Your instructions –
Wherever the word "name" appears in a line, copy that line.

----- Data for this task

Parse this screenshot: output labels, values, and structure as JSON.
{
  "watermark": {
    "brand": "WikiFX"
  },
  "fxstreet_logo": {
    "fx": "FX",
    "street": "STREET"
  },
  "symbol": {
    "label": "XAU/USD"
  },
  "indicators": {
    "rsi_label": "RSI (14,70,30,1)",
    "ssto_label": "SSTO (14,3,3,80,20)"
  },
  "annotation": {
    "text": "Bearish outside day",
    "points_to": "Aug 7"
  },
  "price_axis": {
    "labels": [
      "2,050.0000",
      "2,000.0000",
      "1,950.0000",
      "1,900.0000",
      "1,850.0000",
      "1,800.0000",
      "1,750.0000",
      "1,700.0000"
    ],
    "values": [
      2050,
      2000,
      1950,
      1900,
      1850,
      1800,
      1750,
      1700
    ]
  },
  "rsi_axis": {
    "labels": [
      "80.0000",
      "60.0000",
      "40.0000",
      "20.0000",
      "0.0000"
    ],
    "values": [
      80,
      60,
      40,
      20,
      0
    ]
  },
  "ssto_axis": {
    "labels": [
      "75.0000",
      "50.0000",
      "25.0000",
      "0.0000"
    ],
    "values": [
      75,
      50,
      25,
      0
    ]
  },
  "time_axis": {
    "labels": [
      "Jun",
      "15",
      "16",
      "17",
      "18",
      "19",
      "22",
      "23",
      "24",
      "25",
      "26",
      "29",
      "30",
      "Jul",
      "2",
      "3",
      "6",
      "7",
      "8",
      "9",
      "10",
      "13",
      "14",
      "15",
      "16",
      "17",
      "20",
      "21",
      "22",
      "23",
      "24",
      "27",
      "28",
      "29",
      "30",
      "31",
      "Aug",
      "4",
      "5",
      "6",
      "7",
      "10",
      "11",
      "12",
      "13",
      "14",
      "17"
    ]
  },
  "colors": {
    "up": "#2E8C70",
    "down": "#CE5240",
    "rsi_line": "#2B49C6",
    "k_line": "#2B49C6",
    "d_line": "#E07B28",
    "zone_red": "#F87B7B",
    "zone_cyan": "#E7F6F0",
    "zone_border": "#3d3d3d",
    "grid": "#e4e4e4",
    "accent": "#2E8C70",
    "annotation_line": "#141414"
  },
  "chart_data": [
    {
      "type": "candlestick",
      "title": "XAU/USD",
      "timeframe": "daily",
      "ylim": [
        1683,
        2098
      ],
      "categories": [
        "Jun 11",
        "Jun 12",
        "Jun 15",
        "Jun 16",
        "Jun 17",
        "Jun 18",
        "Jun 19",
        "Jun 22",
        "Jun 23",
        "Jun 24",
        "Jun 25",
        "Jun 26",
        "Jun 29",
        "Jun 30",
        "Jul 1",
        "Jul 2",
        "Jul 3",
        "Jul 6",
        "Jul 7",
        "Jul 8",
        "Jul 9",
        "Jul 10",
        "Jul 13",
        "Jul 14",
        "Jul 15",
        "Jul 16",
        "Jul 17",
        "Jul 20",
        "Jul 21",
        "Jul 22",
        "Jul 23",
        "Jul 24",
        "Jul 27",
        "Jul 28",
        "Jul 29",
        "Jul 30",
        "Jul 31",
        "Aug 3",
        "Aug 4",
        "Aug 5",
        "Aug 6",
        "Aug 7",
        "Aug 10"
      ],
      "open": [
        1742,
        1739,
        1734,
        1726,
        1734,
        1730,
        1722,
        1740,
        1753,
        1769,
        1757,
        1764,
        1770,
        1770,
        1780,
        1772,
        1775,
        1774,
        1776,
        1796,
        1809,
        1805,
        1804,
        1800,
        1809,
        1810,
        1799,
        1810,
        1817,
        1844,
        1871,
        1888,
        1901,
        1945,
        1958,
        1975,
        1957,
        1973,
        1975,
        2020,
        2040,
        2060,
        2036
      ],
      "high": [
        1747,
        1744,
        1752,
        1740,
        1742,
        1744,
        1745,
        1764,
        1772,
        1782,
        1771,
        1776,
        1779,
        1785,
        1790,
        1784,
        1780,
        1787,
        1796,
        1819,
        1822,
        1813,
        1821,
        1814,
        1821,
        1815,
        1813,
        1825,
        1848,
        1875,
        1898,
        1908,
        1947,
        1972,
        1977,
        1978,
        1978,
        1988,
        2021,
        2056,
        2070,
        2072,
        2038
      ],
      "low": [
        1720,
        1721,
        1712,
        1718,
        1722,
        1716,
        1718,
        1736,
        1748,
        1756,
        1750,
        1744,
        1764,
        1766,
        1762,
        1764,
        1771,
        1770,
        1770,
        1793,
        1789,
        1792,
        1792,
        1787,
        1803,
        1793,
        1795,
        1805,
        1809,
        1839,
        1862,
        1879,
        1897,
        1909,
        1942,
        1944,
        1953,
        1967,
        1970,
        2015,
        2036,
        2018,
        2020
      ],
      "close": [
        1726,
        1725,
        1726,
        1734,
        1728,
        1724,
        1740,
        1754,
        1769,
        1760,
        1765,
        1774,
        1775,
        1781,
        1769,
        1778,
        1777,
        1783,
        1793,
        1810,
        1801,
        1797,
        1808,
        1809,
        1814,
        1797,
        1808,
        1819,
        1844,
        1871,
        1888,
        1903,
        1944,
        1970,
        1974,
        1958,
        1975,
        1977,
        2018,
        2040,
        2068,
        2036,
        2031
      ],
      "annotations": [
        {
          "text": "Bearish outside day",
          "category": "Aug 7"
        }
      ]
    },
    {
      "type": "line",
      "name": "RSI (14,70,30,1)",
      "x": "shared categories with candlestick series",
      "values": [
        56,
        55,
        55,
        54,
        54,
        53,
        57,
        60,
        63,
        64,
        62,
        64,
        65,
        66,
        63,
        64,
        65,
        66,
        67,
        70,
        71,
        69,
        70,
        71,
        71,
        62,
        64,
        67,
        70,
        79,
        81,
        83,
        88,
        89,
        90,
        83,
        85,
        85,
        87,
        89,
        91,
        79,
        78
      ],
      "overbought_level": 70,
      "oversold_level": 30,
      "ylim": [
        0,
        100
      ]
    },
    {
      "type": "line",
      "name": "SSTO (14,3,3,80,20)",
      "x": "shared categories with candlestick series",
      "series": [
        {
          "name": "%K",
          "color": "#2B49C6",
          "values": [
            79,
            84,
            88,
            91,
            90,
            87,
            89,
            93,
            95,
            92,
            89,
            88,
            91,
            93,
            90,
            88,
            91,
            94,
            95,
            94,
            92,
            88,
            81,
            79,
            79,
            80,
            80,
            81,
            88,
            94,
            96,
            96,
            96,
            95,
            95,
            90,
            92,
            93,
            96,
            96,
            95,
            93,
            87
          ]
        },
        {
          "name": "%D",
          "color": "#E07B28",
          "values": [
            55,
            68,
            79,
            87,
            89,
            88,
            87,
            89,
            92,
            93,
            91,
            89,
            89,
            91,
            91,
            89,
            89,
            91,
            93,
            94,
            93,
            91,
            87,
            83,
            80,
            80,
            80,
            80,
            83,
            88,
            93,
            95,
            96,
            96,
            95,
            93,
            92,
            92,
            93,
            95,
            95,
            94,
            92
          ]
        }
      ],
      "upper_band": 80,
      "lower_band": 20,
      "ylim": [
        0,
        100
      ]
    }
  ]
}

----------

Task response –
      "name": "RSI (14,70,30,1)",
      "name": "SSTO (14,3,3,80,20)",
          "name": "%K",
          "name": "%D",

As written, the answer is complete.